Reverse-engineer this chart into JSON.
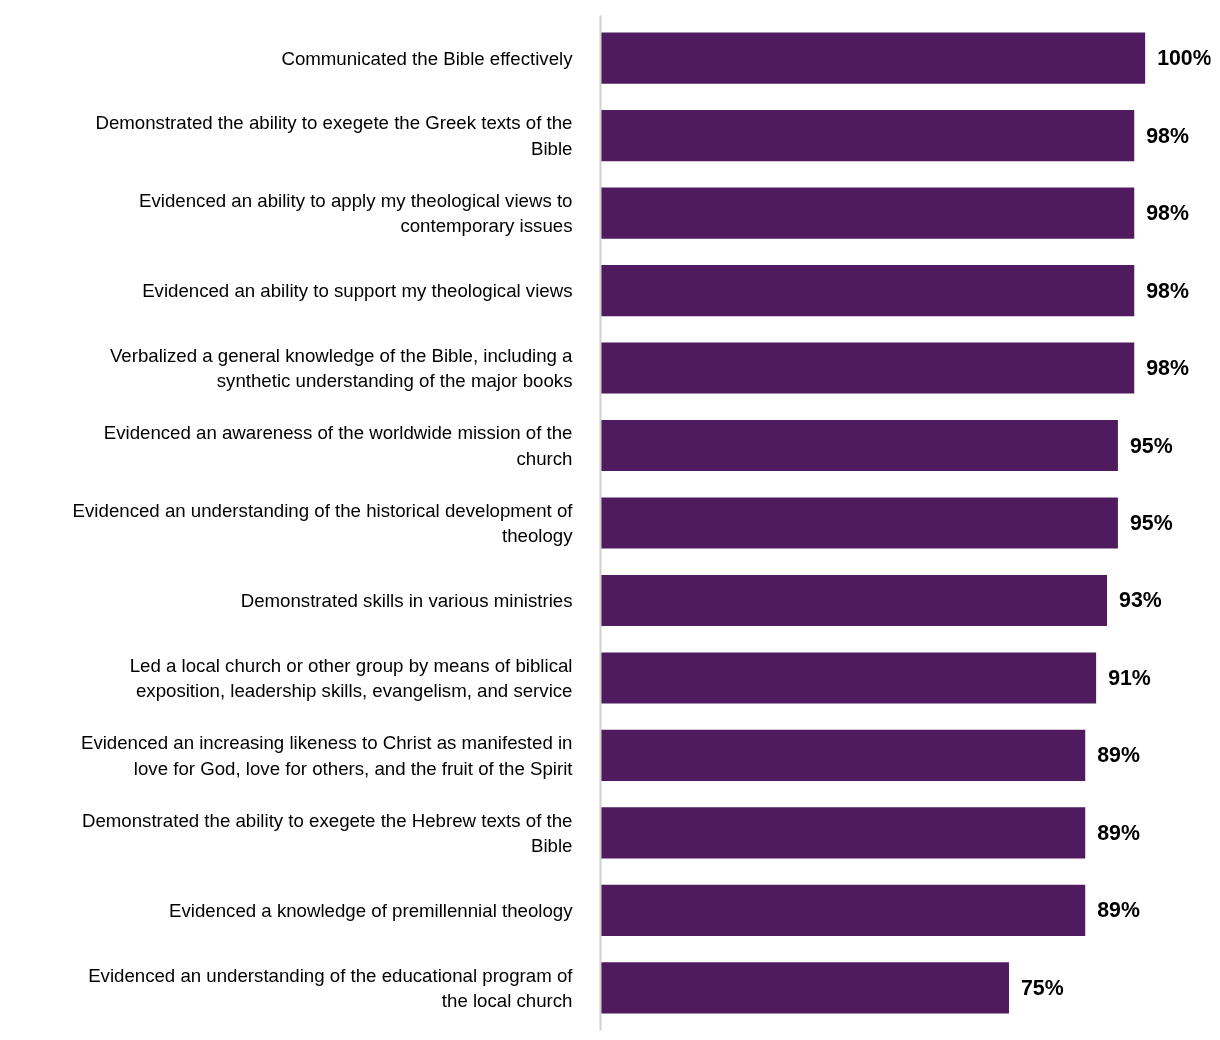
{
  "chart_data": {
    "type": "bar",
    "orientation": "horizontal",
    "data_labels": true,
    "grid": false,
    "tick_labels": "y",
    "categories": [
      "Communicated the Bible effectively",
      "Demonstrated the ability to exegete the Greek texts of the Bible",
      "Evidenced an ability to apply my theological views to contemporary issues",
      "Evidenced an ability to support my theological views",
      "Verbalized a general knowledge of the Bible, including a synthetic understanding of the major books",
      "Evidenced an awareness of the worldwide mission of the church",
      "Evidenced an understanding of the historical development of theology",
      "Demonstrated skills in various ministries",
      "Led a local church or other group by means of biblical exposition, leadership skills, evangelism, and service",
      "Evidenced an increasing likeness to Christ as manifested in love for God, love for others, and the fruit of the Spirit",
      "Demonstrated the ability to exegete the Hebrew texts of the Bible",
      "Evidenced a knowledge of premillennial theology",
      "Evidenced an understanding of the educational program of the local church"
    ],
    "values": [
      100,
      98,
      98,
      98,
      98,
      95,
      95,
      93,
      91,
      89,
      89,
      89,
      75
    ],
    "value_labels": [
      "100%",
      "98%",
      "98%",
      "98%",
      "98%",
      "95%",
      "95%",
      "93%",
      "91%",
      "89%",
      "89%",
      "89%",
      "75%"
    ],
    "color": "#4f1a5e"
  }
}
____________________
Give the number of lines containing the word "exegete". No other answer is needed.

2